# WHAT YOU HAVE TO DO:
Return each line holding the string "далее".

-*-*-

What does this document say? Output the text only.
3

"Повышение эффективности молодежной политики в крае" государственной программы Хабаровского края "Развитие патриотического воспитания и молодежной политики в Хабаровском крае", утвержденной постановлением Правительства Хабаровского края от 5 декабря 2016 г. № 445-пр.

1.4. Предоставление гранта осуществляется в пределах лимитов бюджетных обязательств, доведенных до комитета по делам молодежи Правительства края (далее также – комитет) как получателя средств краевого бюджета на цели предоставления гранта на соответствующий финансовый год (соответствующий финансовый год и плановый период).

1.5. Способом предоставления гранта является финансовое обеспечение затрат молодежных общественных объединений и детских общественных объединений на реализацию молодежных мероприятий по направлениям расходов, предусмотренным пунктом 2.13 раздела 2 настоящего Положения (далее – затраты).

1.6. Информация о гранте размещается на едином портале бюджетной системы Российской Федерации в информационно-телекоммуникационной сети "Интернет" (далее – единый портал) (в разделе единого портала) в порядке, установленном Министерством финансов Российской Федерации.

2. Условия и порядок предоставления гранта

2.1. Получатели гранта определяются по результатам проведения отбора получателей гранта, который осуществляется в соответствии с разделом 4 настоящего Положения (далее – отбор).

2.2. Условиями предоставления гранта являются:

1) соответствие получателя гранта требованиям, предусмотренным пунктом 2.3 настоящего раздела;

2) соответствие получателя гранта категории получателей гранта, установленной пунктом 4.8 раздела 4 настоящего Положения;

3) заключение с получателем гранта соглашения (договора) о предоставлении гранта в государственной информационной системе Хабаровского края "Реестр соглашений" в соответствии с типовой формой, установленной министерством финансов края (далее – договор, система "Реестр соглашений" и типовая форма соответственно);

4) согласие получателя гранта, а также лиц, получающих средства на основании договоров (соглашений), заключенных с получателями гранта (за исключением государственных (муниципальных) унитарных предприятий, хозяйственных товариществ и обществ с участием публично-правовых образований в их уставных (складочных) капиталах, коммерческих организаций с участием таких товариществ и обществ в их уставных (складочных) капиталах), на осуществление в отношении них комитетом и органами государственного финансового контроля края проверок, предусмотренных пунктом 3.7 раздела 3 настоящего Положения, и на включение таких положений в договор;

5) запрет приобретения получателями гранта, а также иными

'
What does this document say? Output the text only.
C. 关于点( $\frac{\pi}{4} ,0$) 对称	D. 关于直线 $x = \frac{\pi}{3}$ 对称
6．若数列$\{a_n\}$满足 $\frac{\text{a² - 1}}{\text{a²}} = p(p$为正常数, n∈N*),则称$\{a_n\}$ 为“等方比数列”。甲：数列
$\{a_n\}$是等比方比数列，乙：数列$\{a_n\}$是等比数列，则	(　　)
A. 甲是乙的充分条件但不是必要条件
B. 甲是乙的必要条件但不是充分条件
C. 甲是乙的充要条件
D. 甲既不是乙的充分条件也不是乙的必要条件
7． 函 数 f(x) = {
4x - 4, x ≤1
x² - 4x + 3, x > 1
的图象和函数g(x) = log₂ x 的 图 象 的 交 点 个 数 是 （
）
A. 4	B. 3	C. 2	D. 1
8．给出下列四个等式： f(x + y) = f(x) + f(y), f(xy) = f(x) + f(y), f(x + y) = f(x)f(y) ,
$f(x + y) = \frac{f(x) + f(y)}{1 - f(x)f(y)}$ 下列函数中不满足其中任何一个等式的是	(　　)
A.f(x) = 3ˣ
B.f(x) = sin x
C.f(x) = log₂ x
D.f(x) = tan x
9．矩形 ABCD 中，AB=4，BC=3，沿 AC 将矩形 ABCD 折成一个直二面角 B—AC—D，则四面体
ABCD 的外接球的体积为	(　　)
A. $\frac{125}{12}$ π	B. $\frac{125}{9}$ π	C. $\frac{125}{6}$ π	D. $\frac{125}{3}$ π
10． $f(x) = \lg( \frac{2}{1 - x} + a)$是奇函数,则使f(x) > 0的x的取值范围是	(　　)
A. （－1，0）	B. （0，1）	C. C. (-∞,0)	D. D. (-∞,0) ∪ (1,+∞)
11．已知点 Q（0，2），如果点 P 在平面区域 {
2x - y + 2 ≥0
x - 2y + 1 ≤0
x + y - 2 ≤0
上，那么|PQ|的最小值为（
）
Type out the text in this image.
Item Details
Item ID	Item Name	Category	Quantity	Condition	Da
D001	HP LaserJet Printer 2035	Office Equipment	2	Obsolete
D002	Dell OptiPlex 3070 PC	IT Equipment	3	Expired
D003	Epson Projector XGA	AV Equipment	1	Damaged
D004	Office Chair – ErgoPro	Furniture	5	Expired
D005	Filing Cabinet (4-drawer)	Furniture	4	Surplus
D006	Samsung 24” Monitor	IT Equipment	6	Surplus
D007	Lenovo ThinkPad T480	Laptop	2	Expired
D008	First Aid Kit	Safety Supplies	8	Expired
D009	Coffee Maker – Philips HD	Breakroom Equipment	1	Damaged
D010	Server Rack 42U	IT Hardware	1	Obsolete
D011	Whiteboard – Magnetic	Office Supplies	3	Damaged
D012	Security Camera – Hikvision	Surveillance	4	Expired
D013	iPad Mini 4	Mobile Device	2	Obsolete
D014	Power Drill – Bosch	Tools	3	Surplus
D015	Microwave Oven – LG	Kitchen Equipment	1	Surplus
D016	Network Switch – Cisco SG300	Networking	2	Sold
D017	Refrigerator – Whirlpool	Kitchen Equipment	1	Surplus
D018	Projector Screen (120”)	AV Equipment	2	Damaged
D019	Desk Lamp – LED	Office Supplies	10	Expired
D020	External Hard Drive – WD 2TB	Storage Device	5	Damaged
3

-*-*-

# EXERCISE OUTPUT:
1.4. Предоставление гранта осуществляется в пределах лимитов бюджетных обязательств, доведенных до комитета по делам молодежи Правительства края (далее также – комитет) как получателя средств краевого бюджета на цели предоставления гранта на соответствующий финансовый год (соответствующий финансовый год и плановый период).
1.5. Способом предоставления гранта является финансовое обеспечение затрат молодежных общественных объединений и детских общественных объединений на реализацию молодежных мероприятий по направлениям расходов, предусмотренным пунктом 2.13 раздела 2 настоящего Положения (далее – затраты).
1.6. Информация о гранте размещается на едином портале бюджетной системы Российской Федерации в информационно-телекоммуникационной сети "Интернет" (далее – единый портал) (в разделе единого портала) в порядке, установленном Министерством финансов Российской Федерации.
2.1. Получатели гранта определяются по результатам проведения отбора получателей гранта, который осуществляется в соответствии с разделом 4 настоящего Положения (далее – отбор).
3) заключение с получателем гранта соглашения (договора) о предоставлении гранта в государственной информационной системе Хабаровского края "Реестр соглашений" в соответствии с типовой формой, установленной министерством финансов края (далее – договор, система "Реестр соглашений" и типовая форма соответственно);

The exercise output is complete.